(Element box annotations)

•••••

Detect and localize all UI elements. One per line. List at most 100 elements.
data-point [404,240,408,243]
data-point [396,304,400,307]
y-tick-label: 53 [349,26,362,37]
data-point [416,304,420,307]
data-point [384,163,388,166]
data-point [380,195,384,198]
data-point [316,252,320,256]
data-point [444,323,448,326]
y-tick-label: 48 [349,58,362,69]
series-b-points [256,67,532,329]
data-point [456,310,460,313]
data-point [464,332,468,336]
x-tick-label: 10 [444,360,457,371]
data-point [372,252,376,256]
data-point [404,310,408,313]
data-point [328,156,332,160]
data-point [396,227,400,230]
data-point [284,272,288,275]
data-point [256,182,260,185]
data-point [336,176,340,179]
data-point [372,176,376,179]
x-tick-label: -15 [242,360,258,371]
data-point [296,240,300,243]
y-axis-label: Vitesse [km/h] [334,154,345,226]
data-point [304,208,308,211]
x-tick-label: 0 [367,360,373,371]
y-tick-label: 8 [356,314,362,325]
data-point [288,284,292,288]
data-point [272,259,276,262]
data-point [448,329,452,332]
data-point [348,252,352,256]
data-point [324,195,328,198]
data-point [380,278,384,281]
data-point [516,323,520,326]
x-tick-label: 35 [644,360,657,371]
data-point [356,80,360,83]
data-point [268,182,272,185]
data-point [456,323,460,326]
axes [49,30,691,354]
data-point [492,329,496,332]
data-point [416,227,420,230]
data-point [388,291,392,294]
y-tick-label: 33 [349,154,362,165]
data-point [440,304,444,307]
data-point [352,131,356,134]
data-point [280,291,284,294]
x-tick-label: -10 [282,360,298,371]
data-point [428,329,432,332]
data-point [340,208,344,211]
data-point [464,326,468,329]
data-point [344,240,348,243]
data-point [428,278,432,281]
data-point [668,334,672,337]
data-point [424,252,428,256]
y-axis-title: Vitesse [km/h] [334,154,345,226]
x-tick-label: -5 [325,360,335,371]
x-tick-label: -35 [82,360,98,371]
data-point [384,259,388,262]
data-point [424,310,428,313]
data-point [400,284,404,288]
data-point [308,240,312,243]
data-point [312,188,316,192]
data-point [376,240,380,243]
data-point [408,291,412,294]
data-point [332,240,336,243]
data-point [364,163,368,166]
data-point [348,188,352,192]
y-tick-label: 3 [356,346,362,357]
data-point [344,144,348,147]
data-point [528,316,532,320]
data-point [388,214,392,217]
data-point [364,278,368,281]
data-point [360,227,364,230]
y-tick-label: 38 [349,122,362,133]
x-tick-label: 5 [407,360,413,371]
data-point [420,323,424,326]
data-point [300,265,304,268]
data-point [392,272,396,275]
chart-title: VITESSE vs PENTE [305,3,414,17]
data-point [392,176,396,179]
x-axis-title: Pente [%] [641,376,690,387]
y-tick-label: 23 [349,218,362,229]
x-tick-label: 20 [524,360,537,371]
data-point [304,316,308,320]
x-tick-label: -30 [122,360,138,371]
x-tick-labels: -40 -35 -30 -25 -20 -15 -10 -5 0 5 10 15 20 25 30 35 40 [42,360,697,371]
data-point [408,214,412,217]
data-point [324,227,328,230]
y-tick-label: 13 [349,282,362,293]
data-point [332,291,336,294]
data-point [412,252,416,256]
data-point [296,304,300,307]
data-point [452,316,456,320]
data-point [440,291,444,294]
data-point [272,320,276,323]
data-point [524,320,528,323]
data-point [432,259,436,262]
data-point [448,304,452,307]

•••••

• WORK TO DO:
Could you format all the rows above as a numbered list, leaving out any blank lines?

• SOLUTION FOR THIS PROBLEM:
1. Detect and localize all UI elements. One per line. List at most 100 elements.
2. data-point [404,240,408,243]
3. data-point [396,304,400,307]
4. y-tick-label: 53 [349,26,362,37]
5. data-point [416,304,420,307]
6. data-point [384,163,388,166]
7. data-point [380,195,384,198]
8. data-point [316,252,320,256]
9. data-point [444,323,448,326]
10. y-tick-label: 48 [349,58,362,69]
11. series-b-points [256,67,532,329]
12. data-point [456,310,460,313]
13. data-point [464,332,468,336]
14. x-tick-label: 10 [444,360,457,371]
15. data-point [372,252,376,256]
16. data-point [404,310,408,313]
17. data-point [328,156,332,160]
18. data-point [396,227,400,230]
19. data-point [284,272,288,275]
20. data-point [256,182,260,185]
21. data-point [336,176,340,179]
22. data-point [372,176,376,179]
23. x-tick-label: -15 [242,360,258,371]
24. data-point [296,240,300,243]
25. y-axis-label: Vitesse [km/h] [334,154,345,226]
26. data-point [304,208,308,211]
27. x-tick-label: 0 [367,360,373,371]
28. y-tick-label: 8 [356,314,362,325]
29. data-point [288,284,292,288]
30. data-point [272,259,276,262]
31. data-point [448,329,452,332]
32. data-point [348,252,352,256]
33. data-point [324,195,328,198]
34. data-point [380,278,384,281]
35. data-point [516,323,520,326]
36. x-tick-label: 35 [644,360,657,371]
37. data-point [356,80,360,83]
38. data-point [268,182,272,185]
39. data-point [456,323,460,326]
40. axes [49,30,691,354]
41. data-point [492,329,496,332]
42. data-point [416,227,420,230]
43. data-point [388,291,392,294]
44. y-tick-label: 33 [349,154,362,165]
45. data-point [440,304,444,307]
46. data-point [352,131,356,134]
47. data-point [280,291,284,294]
48. x-tick-label: -10 [282,360,298,371]
49. data-point [428,329,432,332]
50. data-point [340,208,344,211]
51. data-point [464,326,468,329]
52. data-point [344,240,348,243]
53. data-point [428,278,432,281]
54. data-point [668,334,672,337]
55. data-point [424,252,428,256]
56. y-axis-title: Vitesse [km/h] [334,154,345,226]
57. x-tick-label: -5 [325,360,335,371]
58. x-tick-label: -35 [82,360,98,371]
59. data-point [384,259,388,262]
60. data-point [424,310,428,313]
61. data-point [400,284,404,288]
62. data-point [308,240,312,243]
63. data-point [312,188,316,192]
64. data-point [376,240,380,243]
65. data-point [408,291,412,294]
66. data-point [332,240,336,243]
67. data-point [364,163,368,166]
68. data-point [348,188,352,192]
69. y-tick-label: 3 [356,346,362,357]
70. data-point [344,144,348,147]
71. data-point [528,316,532,320]
72. data-point [388,214,392,217]
73. data-point [364,278,368,281]
74. data-point [360,227,364,230]
75. y-tick-label: 38 [349,122,362,133]
76. x-tick-label: 5 [407,360,413,371]
77. data-point [420,323,424,326]
78. data-point [300,265,304,268]
79. data-point [392,272,396,275]
80. chart-title: VITESSE vs PENTE [305,3,414,17]
81. data-point [392,176,396,179]
82. x-axis-title: Pente [%] [641,376,690,387]
83. y-tick-label: 23 [349,218,362,229]
84. x-tick-label: 20 [524,360,537,371]
85. data-point [304,316,308,320]
86. x-tick-label: -30 [122,360,138,371]
87. x-tick-labels: -40 -35 -30 -25 -20 -15 -10 -5 0 5 10 15 20 25 30 35 40 [42,360,697,371]
88. data-point [408,214,412,217]
89. data-point [324,227,328,230]
90. y-tick-label: 13 [349,282,362,293]
91. data-point [332,291,336,294]
92. data-point [412,252,416,256]
93. data-point [296,304,300,307]
94. data-point [452,316,456,320]
95. data-point [440,291,444,294]
96. data-point [272,320,276,323]
97. data-point [524,320,528,323]
98. data-point [432,259,436,262]
99. data-point [448,304,452,307]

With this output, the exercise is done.